WHAT TO WORK ON
[A] In the forum thread about cutting back on sweets, what does the poster on Day 3 drink after a cookie instead of raiding the pantry?
[B] Quote the stretch of the forum thread about cutting back on sweets from "i76, planning is" through "a recovery tool.".
------ SUPPLIED PASSAGE ------
I applaud those of you with strength who are leading the way. Day 1, day 100, or day 365 - YOU ARE DOING IT!! Keep it up. Let's support each other through this.
cheryl - if i could make a suggestion... what time of day is the 'treat' going to be? maybe you could make it like my "bedtime toast"... i have a rule... i am allowed a piece of whole wheat toast at bedtime if i am truly hungry... if i want it, i have to take it to bed with me and i have to turn the light off and go to sleep immediately afterwards... i cannot get back out of bed...that way, i am not tempted to go to the kitchen again
i can completely understand your concerns and struggle. i was black and white for over a year - no sweets, desserts, chocolate, NOTHING...then i finished losing all my weight and i felt like i could have a little bit, here and there... and that opened pandora's box and i have managed to close it a few times (5 months last spring, 98 days now) and in between it was a real struggle... luckily my body remembers being 'thin' and i have only bounced up and down 10 lbs... BUT it was the emotional bouncing that was far more difficult and painful.
i wish you alllll the best with your new plan and hope i can help you from a distance
I'm working on Day 3 here. Had a cookie with lunch but followed it up with some hot tea instead of raiding the pantry for more sweets. I think that is a key for me -- after having one sensible, allowable treat, I have to "put a lid on it," so to speak. Tea helps me with that.
Cheryl, I am a big fan of having a small treat almost every day. Most of the time that works for me. It might be 100 cals of dark chocolate, or a bowl of Edy's slow churned (130 cals). I account for it in my daily planning and fit it into my calorie allotment.
i76, planning is helpful for me, too. It is usually how I recover from a binge -- in that period afterwards, where I'm feeling sick and crappy about it, I sit down and enter all my food for the next day on myplate. It is a huge relief! Maybe my goal will be to hunker down and really plan when I feel the binge coming on rather than rely on it mostly as a recovery tool.
------ EXCERPTED RECORDS ------
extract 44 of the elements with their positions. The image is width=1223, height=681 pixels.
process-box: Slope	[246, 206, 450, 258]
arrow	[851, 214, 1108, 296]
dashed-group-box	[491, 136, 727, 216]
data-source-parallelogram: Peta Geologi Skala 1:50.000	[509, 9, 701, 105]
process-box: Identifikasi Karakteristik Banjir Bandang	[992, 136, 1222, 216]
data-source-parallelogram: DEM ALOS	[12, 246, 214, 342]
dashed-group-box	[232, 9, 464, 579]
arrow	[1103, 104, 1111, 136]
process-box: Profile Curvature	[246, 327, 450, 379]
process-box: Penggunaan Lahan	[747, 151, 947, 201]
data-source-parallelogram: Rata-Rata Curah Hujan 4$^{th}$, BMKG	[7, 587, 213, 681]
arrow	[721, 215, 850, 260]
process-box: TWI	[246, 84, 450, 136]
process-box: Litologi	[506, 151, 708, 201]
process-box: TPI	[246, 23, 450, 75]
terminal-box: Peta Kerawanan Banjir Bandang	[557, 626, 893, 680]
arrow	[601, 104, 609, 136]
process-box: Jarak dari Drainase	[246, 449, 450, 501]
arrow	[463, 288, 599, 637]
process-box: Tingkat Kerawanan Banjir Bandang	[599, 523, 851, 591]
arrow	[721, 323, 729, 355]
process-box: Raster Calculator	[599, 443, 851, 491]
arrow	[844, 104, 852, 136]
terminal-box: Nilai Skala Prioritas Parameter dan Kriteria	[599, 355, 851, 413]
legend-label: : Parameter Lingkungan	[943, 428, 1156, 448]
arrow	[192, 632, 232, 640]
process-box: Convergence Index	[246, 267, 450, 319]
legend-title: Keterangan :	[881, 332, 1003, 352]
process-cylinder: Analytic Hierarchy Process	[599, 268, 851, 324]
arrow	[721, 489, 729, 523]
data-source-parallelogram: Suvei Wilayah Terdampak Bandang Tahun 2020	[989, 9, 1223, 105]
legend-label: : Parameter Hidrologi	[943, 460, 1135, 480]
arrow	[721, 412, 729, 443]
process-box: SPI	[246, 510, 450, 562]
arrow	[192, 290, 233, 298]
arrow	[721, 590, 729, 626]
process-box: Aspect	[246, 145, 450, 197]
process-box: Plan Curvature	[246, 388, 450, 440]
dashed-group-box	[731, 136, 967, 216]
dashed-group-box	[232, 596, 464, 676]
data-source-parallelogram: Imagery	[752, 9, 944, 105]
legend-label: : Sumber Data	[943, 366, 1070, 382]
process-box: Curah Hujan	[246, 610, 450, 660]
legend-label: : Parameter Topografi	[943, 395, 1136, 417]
------
LIST OF SOLUTIONS
[A] Hot tea.

[B]
i76, planning is helpful for me, too. It is usually how I recover from a binge -- in that period afterwards, where I'm feeling sick and crappy about it, I sit down and enter all my food for the next day on myplate. It is a huge relief! Maybe my goal will be to hunker down and really plan when I feel the binge coming on rather than rely on it mostly as a recovery tool.